**EXERCISE MATERIAL:**
■ ■ ■ ■

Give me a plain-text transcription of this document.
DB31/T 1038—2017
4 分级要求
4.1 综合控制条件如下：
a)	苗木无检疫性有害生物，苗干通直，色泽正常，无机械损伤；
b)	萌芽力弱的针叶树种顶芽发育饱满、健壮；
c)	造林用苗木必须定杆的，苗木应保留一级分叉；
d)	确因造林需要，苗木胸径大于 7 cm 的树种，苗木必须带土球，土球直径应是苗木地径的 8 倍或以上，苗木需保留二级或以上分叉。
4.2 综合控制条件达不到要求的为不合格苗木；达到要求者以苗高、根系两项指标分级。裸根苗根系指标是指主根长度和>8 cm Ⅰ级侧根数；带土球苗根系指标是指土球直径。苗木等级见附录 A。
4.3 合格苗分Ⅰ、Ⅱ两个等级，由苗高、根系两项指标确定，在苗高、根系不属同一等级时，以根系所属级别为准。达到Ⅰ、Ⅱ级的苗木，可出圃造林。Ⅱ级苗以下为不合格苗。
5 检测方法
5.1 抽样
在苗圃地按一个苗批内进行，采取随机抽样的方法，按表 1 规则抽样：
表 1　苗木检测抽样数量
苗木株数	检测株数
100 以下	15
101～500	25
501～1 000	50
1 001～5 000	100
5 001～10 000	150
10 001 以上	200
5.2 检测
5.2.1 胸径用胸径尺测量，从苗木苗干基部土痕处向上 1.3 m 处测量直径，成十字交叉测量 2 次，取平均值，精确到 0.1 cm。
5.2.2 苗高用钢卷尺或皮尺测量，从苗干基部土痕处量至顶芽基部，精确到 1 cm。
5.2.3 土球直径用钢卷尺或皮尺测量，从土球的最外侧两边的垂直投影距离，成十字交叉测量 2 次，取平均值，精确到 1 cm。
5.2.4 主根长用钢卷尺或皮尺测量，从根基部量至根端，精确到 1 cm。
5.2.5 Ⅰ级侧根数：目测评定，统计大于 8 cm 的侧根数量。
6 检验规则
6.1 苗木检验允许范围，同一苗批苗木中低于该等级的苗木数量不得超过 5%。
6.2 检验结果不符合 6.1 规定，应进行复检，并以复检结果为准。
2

■ ■ ■ ■

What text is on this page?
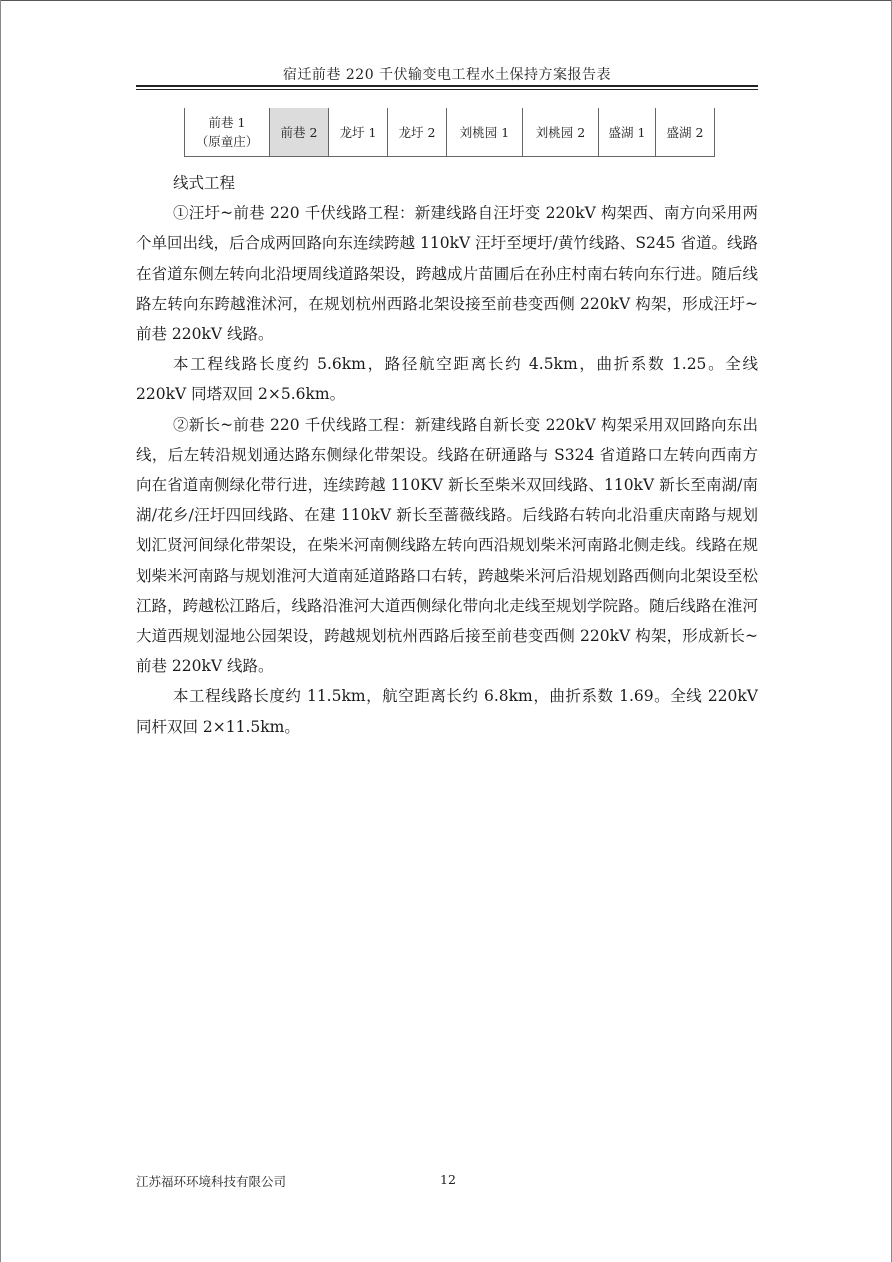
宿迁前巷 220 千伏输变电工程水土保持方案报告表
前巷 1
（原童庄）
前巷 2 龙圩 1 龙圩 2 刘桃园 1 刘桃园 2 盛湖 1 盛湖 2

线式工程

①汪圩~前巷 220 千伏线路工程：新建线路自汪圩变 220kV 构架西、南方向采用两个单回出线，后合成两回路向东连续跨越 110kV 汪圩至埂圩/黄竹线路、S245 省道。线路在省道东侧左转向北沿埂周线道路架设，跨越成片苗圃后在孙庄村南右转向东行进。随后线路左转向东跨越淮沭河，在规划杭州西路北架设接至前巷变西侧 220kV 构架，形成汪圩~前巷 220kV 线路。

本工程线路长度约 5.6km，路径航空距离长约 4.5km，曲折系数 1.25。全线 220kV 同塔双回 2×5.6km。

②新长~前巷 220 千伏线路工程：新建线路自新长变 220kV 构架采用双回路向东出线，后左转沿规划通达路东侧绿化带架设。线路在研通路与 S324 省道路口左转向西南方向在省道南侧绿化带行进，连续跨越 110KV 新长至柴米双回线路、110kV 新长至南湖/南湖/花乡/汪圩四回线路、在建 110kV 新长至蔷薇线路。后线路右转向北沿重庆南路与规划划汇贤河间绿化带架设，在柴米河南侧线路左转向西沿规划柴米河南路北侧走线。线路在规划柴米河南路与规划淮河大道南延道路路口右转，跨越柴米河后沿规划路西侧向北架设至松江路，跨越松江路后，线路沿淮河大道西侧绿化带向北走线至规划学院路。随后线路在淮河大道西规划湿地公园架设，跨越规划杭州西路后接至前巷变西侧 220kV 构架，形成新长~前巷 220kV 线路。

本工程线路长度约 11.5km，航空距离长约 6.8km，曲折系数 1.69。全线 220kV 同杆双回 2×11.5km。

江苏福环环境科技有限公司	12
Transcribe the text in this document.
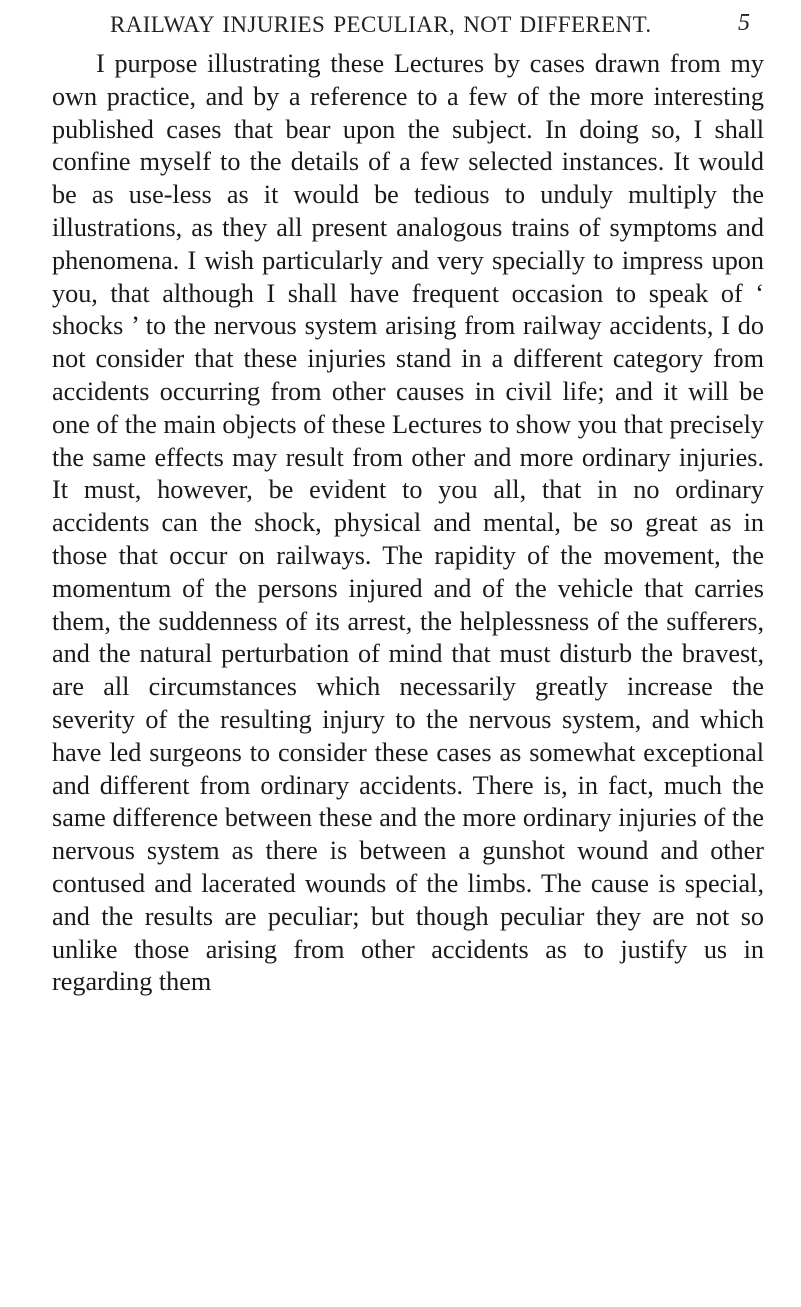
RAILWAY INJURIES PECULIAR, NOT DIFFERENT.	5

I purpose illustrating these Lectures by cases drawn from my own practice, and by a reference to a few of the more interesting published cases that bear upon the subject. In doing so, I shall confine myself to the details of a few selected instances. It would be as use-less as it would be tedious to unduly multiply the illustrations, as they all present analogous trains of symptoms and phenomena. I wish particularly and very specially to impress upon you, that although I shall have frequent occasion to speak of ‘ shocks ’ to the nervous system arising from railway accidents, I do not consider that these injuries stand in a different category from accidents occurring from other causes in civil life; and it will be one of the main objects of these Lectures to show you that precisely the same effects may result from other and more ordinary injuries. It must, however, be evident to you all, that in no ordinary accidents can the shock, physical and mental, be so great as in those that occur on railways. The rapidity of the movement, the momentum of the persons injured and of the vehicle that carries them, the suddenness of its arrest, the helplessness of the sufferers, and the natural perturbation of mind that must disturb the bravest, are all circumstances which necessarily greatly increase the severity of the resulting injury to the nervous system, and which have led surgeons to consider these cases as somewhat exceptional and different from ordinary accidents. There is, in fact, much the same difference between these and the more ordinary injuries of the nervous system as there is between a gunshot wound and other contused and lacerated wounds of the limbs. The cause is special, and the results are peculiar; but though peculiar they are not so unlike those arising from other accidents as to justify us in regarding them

■ ■ ■ ■

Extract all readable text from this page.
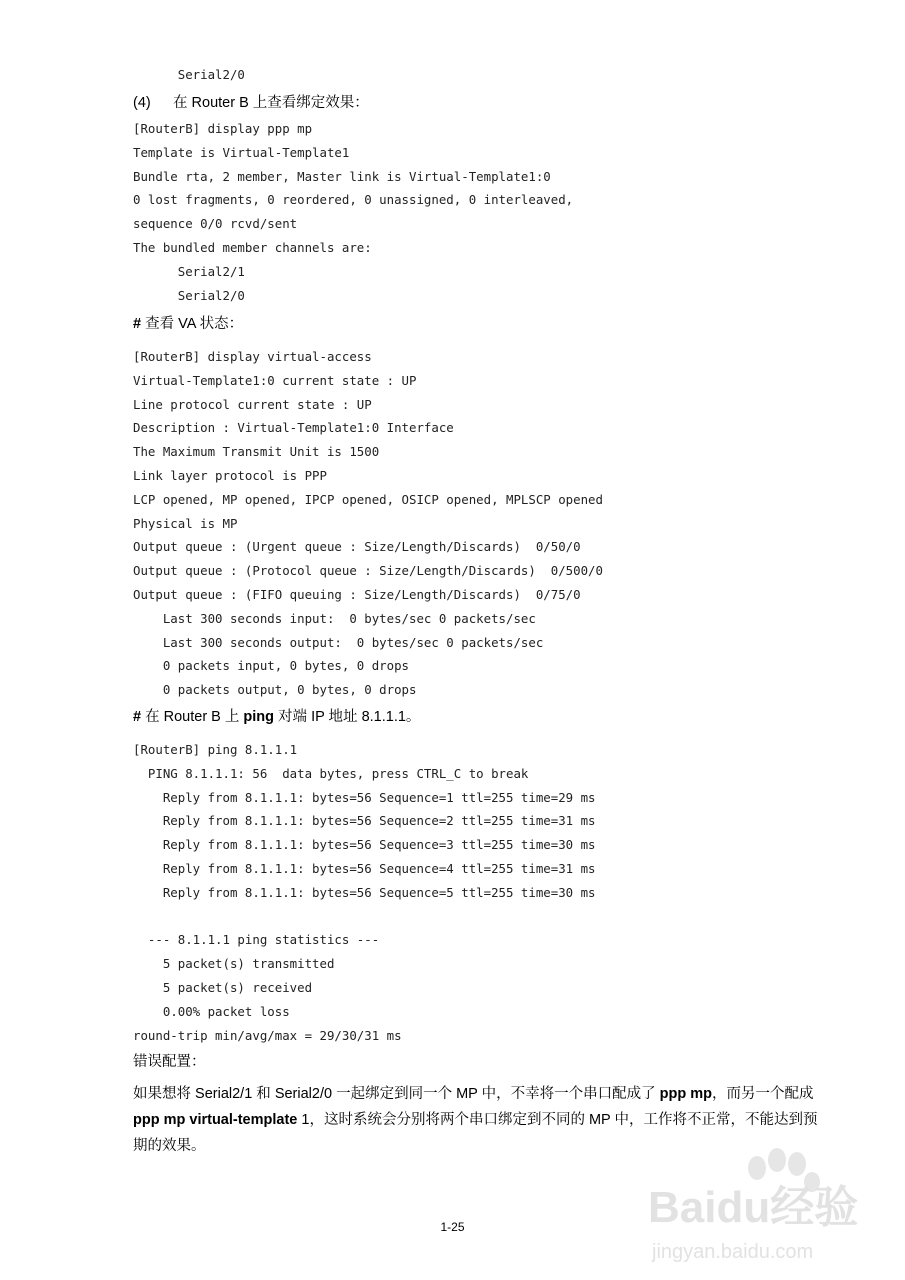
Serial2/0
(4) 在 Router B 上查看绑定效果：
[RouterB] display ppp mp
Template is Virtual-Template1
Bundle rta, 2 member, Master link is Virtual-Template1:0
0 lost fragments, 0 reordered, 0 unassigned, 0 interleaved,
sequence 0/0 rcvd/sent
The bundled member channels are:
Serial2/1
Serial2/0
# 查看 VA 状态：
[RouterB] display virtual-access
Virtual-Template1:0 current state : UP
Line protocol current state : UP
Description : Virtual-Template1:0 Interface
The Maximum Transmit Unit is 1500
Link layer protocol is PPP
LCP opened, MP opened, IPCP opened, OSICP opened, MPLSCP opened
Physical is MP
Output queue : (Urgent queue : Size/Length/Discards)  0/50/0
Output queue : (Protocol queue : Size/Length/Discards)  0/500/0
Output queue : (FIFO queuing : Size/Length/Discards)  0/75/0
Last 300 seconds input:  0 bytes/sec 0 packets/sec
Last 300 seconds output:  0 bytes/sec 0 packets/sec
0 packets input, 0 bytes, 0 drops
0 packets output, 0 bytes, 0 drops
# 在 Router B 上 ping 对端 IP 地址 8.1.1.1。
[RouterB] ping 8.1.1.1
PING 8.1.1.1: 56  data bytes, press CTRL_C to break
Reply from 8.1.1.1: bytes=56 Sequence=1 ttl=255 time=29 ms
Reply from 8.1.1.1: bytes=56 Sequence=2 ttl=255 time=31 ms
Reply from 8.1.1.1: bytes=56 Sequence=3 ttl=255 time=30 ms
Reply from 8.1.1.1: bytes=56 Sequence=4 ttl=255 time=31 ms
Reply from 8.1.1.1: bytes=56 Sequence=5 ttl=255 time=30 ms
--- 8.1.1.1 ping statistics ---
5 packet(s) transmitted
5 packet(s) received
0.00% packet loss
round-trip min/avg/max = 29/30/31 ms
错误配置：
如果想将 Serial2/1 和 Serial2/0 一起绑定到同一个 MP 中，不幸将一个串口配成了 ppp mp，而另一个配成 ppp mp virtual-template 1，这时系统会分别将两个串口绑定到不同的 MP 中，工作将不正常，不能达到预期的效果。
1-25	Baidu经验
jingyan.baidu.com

■ ■ ■ ■

**WHAT YOU NEED TO DO:** Locate the word "member" in the data above. Copy every line carrying it.

**RESULT:**
Bundle rta, 2 member, Master link is Virtual-Template1:0
The bundled member channels are:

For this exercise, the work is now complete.